Exercise aim = Across the data below, how many lines hold "Output"? Answer with that number and nothing else.

Figure record extracts
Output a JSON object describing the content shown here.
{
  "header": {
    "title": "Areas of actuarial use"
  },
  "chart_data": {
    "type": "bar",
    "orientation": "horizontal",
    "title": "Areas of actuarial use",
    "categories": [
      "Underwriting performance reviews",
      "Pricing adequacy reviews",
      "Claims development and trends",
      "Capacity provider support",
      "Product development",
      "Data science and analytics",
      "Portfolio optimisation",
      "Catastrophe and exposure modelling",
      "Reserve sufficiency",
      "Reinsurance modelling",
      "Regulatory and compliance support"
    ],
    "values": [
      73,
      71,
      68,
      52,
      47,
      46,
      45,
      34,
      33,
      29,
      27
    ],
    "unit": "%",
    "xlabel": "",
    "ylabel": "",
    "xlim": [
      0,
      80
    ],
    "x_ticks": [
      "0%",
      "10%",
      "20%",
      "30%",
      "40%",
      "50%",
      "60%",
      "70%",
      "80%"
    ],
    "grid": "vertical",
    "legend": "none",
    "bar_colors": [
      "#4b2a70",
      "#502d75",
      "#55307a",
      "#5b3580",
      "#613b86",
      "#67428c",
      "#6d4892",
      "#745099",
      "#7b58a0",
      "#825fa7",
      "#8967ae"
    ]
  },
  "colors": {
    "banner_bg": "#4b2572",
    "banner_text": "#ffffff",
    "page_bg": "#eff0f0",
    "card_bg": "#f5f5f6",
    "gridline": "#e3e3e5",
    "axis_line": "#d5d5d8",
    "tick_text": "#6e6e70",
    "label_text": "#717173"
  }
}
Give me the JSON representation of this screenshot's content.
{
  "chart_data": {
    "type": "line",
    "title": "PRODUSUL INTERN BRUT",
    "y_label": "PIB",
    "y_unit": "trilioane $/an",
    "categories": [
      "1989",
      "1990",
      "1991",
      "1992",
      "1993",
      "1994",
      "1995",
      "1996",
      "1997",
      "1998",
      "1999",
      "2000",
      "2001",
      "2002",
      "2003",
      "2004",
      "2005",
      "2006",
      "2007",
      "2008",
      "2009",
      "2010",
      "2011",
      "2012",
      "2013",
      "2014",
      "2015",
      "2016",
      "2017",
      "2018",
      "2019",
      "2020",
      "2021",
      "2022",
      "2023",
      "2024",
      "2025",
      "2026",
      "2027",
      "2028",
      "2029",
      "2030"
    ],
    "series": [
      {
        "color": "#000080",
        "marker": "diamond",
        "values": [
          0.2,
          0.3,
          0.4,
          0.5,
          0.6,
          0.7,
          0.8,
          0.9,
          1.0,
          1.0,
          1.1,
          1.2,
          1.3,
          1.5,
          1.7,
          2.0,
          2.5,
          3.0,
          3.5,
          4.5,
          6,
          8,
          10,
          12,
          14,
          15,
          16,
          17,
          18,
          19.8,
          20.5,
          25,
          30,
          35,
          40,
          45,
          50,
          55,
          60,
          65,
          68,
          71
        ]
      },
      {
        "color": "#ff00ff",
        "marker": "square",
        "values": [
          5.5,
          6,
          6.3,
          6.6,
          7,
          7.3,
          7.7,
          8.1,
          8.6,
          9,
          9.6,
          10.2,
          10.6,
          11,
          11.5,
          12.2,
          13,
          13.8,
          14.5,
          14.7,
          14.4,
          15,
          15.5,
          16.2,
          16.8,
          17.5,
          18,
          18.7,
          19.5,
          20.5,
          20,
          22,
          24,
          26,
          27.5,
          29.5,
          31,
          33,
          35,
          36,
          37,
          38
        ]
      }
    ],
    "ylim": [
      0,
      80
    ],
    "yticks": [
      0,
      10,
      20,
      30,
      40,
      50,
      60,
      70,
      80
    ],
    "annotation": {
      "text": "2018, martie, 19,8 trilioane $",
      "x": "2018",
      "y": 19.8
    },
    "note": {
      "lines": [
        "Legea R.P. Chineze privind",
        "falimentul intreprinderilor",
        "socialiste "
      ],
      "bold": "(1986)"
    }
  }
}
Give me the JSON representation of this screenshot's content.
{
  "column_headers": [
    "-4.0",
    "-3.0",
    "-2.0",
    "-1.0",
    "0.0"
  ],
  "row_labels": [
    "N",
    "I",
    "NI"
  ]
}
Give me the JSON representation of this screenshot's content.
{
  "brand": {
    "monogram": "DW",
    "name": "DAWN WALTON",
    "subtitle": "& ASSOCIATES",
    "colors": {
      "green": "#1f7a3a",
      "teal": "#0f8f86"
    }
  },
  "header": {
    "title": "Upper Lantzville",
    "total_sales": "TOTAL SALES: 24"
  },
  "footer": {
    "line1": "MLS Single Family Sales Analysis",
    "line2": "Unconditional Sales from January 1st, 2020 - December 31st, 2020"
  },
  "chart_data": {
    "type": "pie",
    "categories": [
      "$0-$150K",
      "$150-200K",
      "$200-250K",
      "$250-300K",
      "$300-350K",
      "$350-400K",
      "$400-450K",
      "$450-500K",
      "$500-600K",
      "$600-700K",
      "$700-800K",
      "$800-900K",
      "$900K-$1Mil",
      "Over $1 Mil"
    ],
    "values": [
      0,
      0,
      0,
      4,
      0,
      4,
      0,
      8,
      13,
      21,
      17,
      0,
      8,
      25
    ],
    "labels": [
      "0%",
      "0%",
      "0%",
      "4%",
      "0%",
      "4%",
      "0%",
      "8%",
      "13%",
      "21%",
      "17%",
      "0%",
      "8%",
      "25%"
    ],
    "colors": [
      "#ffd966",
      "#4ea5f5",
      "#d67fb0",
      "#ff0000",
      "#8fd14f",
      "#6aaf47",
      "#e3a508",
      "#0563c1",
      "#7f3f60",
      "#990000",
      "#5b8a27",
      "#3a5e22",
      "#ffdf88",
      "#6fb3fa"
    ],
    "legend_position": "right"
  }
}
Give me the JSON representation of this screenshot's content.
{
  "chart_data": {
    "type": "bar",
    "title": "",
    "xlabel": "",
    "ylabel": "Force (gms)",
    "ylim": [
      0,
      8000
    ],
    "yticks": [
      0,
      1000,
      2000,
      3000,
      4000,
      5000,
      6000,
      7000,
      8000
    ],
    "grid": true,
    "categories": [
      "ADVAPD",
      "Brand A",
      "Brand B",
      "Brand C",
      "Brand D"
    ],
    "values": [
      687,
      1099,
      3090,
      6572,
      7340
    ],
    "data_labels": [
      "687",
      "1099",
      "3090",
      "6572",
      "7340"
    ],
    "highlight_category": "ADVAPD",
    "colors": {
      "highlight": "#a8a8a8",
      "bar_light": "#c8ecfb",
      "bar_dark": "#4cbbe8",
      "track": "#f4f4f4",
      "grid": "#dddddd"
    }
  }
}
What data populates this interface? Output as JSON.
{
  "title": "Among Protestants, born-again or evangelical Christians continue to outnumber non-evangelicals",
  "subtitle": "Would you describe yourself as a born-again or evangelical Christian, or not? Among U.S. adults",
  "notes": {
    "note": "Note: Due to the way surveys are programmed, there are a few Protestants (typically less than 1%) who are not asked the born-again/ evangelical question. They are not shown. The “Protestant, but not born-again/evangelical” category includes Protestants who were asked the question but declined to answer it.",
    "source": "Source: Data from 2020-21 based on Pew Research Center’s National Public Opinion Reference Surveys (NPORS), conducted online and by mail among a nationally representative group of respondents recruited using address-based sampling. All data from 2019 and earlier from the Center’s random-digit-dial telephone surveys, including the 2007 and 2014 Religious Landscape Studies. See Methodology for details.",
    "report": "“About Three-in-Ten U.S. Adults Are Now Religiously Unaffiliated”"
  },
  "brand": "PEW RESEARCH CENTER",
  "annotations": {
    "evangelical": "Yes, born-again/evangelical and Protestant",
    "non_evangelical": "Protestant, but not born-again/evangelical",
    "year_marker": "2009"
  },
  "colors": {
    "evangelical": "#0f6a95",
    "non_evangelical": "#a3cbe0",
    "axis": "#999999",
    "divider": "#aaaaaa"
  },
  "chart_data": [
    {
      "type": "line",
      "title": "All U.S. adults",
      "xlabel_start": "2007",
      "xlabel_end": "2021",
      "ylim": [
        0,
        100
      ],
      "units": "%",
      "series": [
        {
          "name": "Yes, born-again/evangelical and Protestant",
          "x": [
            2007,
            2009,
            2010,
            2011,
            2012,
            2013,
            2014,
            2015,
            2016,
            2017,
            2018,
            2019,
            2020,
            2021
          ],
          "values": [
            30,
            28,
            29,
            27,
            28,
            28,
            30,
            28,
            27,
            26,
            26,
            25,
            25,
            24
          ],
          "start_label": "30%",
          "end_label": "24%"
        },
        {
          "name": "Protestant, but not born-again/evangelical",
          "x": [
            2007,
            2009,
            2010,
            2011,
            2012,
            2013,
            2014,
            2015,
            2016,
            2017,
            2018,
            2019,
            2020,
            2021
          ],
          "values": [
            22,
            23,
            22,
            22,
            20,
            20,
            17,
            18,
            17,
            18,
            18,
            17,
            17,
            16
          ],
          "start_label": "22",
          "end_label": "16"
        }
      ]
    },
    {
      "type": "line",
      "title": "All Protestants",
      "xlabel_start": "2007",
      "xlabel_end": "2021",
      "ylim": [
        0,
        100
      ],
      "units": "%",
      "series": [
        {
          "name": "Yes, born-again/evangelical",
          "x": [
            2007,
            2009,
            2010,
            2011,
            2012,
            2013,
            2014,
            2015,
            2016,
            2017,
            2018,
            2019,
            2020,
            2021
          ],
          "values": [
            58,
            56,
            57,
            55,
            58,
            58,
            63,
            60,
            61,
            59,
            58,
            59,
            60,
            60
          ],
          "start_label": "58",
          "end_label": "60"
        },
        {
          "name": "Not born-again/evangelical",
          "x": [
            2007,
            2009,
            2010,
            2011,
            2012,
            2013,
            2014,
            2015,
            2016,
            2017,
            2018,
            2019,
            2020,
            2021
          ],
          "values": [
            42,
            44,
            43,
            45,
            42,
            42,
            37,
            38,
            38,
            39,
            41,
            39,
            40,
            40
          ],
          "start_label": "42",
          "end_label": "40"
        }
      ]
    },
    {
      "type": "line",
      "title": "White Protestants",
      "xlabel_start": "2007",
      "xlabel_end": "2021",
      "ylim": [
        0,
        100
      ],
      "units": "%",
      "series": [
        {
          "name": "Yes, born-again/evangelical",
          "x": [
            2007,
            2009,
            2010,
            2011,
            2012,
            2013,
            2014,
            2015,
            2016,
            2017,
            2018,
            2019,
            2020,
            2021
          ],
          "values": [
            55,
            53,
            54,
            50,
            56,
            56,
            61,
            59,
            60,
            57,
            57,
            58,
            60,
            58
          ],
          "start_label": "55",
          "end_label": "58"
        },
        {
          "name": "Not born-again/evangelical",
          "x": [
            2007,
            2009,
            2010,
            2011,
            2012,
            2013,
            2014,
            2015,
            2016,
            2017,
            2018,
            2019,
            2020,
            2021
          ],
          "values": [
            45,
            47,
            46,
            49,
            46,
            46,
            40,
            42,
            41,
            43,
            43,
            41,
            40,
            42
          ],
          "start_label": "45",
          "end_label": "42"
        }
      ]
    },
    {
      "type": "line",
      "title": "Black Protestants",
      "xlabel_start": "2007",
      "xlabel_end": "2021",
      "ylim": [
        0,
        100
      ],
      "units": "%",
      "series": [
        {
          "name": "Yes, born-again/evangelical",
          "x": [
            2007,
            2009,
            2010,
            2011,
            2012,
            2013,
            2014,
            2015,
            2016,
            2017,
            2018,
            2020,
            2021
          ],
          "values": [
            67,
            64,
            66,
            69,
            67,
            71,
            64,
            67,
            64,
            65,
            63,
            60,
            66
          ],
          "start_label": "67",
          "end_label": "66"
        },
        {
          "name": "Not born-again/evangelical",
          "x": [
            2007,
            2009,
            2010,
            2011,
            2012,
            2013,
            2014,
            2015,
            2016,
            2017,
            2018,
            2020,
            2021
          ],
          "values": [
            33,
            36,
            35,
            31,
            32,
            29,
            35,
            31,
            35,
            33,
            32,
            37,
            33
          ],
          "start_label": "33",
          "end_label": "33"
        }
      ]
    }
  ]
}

Solution to this task = 2